Leave the pictures out and transcribe every record exactly.

----------------

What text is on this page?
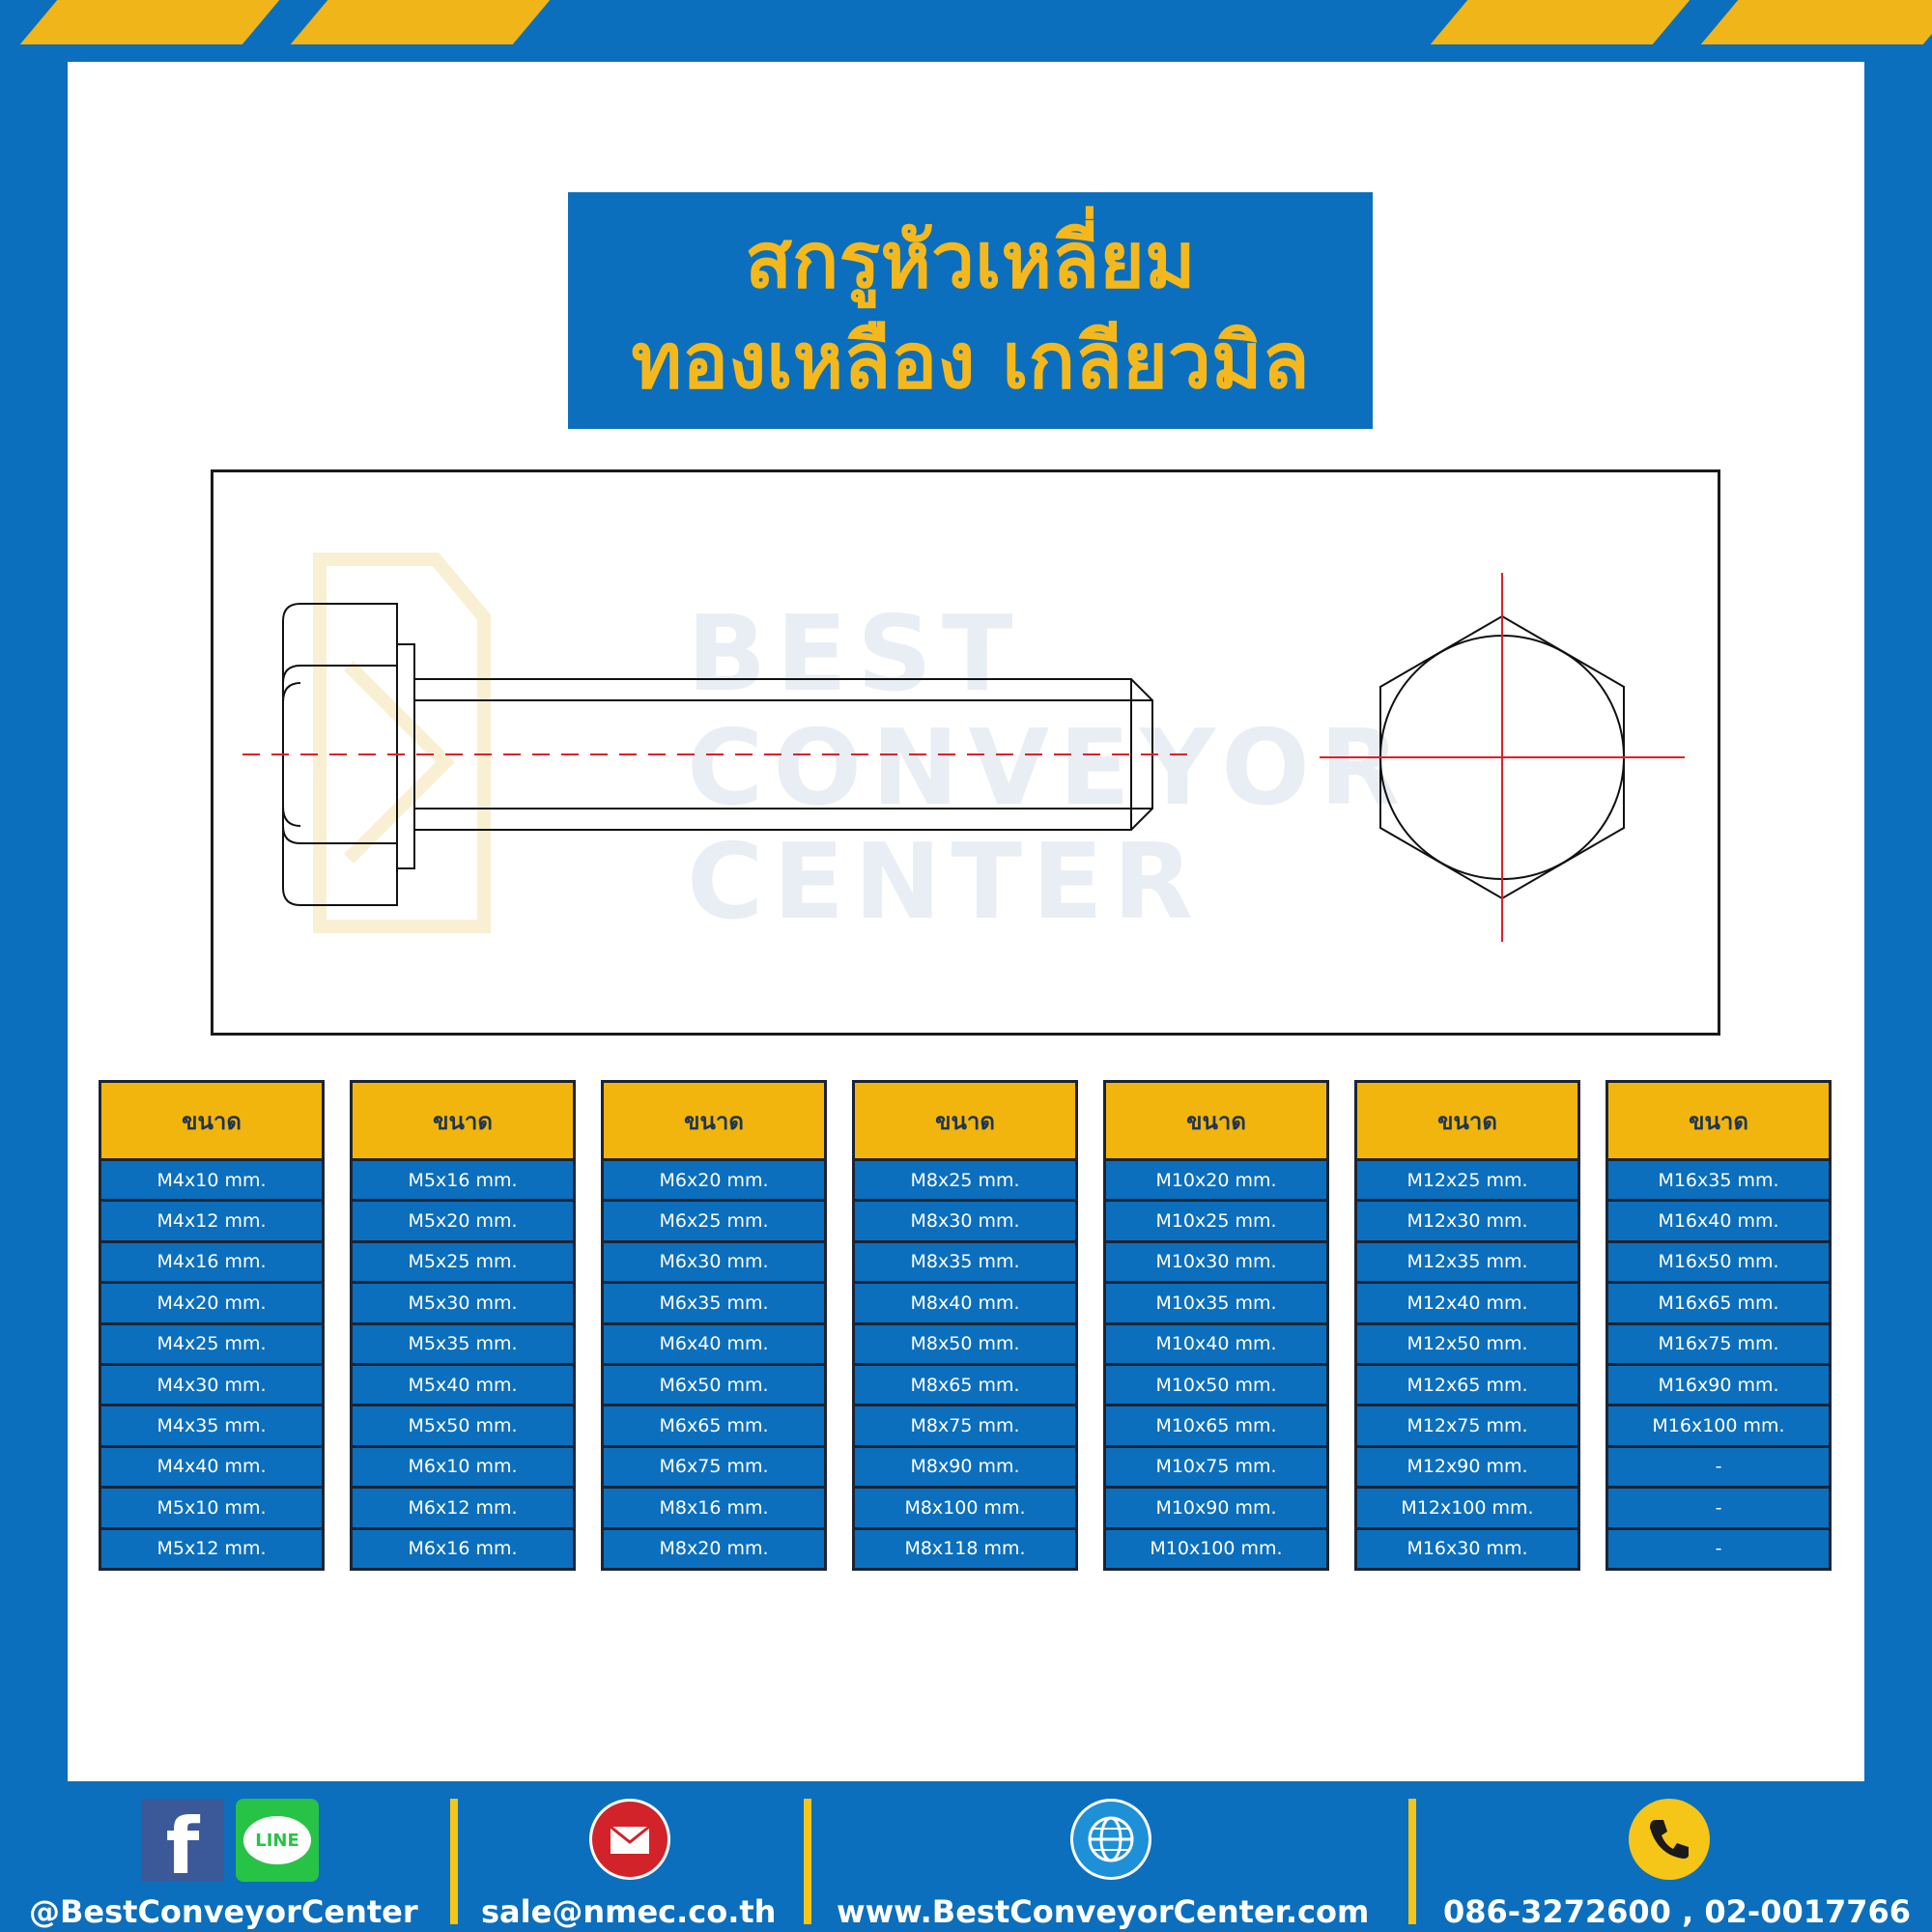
สกรูหัวเหลี่ยม
ทองเหลือง เกลียวมิล
BEST
CONVEYOR
CENTER
ขนาด
M4x10 mm.
M4x12 mm.
M4x16 mm.
M4x20 mm.
M4x25 mm.
M4x30 mm.
M4x35 mm.
M4x40 mm.
M5x10 mm.
M5x12 mm.
ขนาด
M5x16 mm.
M5x20 mm.
M5x25 mm.
M5x30 mm.
M5x35 mm.
M5x40 mm.
M5x50 mm.
M6x10 mm.
M6x12 mm.
M6x16 mm.
ขนาด
M6x20 mm.
M6x25 mm.
M6x30 mm.
M6x35 mm.
M6x40 mm.
M6x50 mm.
M6x65 mm.
M6x75 mm.
M8x16 mm.
M8x20 mm.
ขนาด
M8x25 mm.
M8x30 mm.
M8x35 mm.
M8x40 mm.
M8x50 mm.
M8x65 mm.
M8x75 mm.
M8x90 mm.
M8x100 mm.
M8x118 mm.
ขนาด
M10x20 mm.
M10x25 mm.
M10x30 mm.
M10x35 mm.
M10x40 mm.
M10x50 mm.
M10x65 mm.
M10x75 mm.
M10x90 mm.
M10x100 mm.
ขนาด
M12x25 mm.
M12x30 mm.
M12x35 mm.
M12x40 mm.
M12x50 mm.
M12x65 mm.
M12x75 mm.
M12x90 mm.
M12x100 mm.
M16x30 mm.
ขนาด
M16x35 mm.
M16x40 mm.
M16x50 mm.
M16x65 mm.
M16x75 mm.
M16x90 mm.
M16x100 mm.
-
-
-
f	LINE
@BestConveyorCenter sale@nmec.co.th www.BestConveyorCenter.com 086-3272600 , 02-0017766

----------------

# [Task output]
What text is on this page?
สกรูหัวเหลี่ยม
ทองเหลือง เกลียวมิล
BEST
CONVEYOR
CENTER
ขนาด
M4x10 mm.
M4x12 mm.
M4x16 mm.
M4x20 mm.
M4x25 mm.
M4x30 mm.
M4x35 mm.
M4x40 mm.
M5x10 mm.
M5x12 mm.
ขนาด
M5x16 mm.
M5x20 mm.
M5x25 mm.
M5x30 mm.
M5x35 mm.
M5x40 mm.
M5x50 mm.
M6x10 mm.
M6x12 mm.
M6x16 mm.
ขนาด
M6x20 mm.
M6x25 mm.
M6x30 mm.
M6x35 mm.
M6x40 mm.
M6x50 mm.
M6x65 mm.
M6x75 mm.
M8x16 mm.
M8x20 mm.
ขนาด
M8x25 mm.
M8x30 mm.
M8x35 mm.
M8x40 mm.
M8x50 mm.
M8x65 mm.
M8x75 mm.
M8x90 mm.
M8x100 mm.
M8x118 mm.
ขนาด
M10x20 mm.
M10x25 mm.
M10x30 mm.
M10x35 mm.
M10x40 mm.
M10x50 mm.
M10x65 mm.
M10x75 mm.
M10x90 mm.
M10x100 mm.
ขนาด
M12x25 mm.
M12x30 mm.
M12x35 mm.
M12x40 mm.
M12x50 mm.
M12x65 mm.
M12x75 mm.
M12x90 mm.
M12x100 mm.
M16x30 mm.
ขนาด
M16x35 mm.
M16x40 mm.
M16x50 mm.
M16x65 mm.
M16x75 mm.
M16x90 mm.
M16x100 mm.
-
-
-
f	LINE
@BestConveyorCenter sale@nmec.co.th www.BestConveyorCenter.com 086-3272600 , 02-0017766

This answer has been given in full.